* Request *
What is the number of lines holding the word "следующей"? Give that number alone.

* Data records *
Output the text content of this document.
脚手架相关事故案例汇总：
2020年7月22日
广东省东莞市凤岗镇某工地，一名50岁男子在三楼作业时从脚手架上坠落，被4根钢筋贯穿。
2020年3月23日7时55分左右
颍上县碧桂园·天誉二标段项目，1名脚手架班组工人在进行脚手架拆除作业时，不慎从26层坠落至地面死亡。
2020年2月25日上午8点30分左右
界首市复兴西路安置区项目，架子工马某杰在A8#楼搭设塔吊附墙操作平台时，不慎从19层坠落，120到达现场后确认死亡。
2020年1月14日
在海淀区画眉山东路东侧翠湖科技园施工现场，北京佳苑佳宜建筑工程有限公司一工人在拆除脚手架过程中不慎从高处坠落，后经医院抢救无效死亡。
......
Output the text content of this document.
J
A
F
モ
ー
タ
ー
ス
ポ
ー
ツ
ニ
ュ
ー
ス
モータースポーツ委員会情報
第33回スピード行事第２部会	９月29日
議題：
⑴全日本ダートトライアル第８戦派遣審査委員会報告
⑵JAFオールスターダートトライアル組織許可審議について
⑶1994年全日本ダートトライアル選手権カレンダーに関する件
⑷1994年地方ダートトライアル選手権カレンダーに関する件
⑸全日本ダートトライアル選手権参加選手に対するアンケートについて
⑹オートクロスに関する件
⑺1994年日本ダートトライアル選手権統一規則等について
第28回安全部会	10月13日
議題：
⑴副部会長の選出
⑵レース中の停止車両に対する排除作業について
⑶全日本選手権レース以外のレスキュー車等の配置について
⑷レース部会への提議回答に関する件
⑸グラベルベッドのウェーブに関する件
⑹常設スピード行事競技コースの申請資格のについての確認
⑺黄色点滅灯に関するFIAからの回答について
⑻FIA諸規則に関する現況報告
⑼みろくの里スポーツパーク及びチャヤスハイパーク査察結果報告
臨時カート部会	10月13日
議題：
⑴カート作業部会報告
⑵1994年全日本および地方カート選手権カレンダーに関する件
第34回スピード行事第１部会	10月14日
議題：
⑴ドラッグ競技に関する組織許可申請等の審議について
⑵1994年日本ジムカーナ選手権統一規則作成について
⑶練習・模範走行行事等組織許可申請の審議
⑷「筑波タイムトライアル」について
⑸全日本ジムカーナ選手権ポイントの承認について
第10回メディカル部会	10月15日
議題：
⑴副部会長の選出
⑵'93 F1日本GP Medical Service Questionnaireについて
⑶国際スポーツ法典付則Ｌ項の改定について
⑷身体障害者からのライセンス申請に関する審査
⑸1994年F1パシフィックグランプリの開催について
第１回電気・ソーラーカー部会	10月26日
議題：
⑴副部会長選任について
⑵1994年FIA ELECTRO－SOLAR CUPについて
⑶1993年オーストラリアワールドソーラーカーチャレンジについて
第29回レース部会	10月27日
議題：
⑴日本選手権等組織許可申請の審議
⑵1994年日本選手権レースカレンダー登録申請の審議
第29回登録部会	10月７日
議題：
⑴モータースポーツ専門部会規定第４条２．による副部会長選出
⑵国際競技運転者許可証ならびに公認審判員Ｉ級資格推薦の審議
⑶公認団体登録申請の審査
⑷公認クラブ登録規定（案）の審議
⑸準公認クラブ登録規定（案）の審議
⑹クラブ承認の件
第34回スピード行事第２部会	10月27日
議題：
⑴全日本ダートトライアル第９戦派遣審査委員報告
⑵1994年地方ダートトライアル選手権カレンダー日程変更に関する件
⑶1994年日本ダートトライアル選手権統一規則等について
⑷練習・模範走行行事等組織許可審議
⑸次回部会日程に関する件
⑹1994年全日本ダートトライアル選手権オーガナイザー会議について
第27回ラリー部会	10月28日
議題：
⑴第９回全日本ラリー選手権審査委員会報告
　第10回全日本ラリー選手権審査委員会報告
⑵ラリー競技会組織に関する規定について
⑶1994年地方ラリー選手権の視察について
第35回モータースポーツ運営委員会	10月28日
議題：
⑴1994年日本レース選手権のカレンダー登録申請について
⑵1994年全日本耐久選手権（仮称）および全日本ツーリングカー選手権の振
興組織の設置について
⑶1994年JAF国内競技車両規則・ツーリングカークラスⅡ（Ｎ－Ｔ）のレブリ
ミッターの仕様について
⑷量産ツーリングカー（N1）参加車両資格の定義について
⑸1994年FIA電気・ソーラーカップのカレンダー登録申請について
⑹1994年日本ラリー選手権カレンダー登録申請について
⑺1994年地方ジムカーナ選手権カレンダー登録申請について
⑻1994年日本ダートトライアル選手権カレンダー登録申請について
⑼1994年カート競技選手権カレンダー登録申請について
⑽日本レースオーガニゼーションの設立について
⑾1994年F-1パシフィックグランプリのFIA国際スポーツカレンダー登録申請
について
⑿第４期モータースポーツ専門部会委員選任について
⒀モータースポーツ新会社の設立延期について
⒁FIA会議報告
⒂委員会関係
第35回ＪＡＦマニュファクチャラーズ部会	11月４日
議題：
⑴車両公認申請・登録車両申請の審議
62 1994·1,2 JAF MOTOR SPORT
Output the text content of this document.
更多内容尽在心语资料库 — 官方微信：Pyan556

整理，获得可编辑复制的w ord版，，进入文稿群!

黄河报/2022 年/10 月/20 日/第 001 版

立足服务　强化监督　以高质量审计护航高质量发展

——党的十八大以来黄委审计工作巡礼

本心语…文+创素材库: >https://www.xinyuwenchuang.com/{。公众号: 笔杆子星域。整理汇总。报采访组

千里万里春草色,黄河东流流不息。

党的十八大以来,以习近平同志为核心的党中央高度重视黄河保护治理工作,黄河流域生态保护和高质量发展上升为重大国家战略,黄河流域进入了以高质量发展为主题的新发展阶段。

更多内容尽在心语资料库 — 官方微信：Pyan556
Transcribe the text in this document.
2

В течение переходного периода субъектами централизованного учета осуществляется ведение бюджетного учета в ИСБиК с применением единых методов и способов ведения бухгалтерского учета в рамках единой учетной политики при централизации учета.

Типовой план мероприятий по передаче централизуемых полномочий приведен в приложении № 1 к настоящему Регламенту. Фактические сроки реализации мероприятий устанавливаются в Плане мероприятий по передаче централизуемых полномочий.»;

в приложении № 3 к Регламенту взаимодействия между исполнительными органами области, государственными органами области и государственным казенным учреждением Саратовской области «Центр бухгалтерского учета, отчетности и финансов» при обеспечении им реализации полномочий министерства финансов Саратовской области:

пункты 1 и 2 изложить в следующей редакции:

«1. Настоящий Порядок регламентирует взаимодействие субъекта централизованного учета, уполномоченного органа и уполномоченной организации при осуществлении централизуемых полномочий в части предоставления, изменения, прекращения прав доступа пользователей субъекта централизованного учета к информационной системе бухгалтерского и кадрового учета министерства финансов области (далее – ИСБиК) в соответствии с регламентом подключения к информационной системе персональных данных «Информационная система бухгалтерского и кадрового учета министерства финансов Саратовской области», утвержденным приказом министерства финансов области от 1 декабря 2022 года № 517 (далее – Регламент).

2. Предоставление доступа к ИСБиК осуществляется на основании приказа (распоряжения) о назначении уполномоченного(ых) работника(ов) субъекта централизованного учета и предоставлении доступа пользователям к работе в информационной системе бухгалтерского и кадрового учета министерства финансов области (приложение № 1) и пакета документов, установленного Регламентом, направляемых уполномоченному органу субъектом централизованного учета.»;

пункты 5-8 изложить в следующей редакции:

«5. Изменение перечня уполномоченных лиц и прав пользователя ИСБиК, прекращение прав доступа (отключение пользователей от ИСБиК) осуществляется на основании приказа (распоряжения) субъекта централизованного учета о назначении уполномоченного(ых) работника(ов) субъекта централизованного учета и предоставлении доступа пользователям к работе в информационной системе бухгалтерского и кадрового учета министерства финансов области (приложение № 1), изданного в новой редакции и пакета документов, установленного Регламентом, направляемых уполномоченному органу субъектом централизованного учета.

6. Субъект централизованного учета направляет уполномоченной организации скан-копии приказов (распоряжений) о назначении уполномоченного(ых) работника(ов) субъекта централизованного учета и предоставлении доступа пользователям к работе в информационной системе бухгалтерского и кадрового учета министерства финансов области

* The output *
2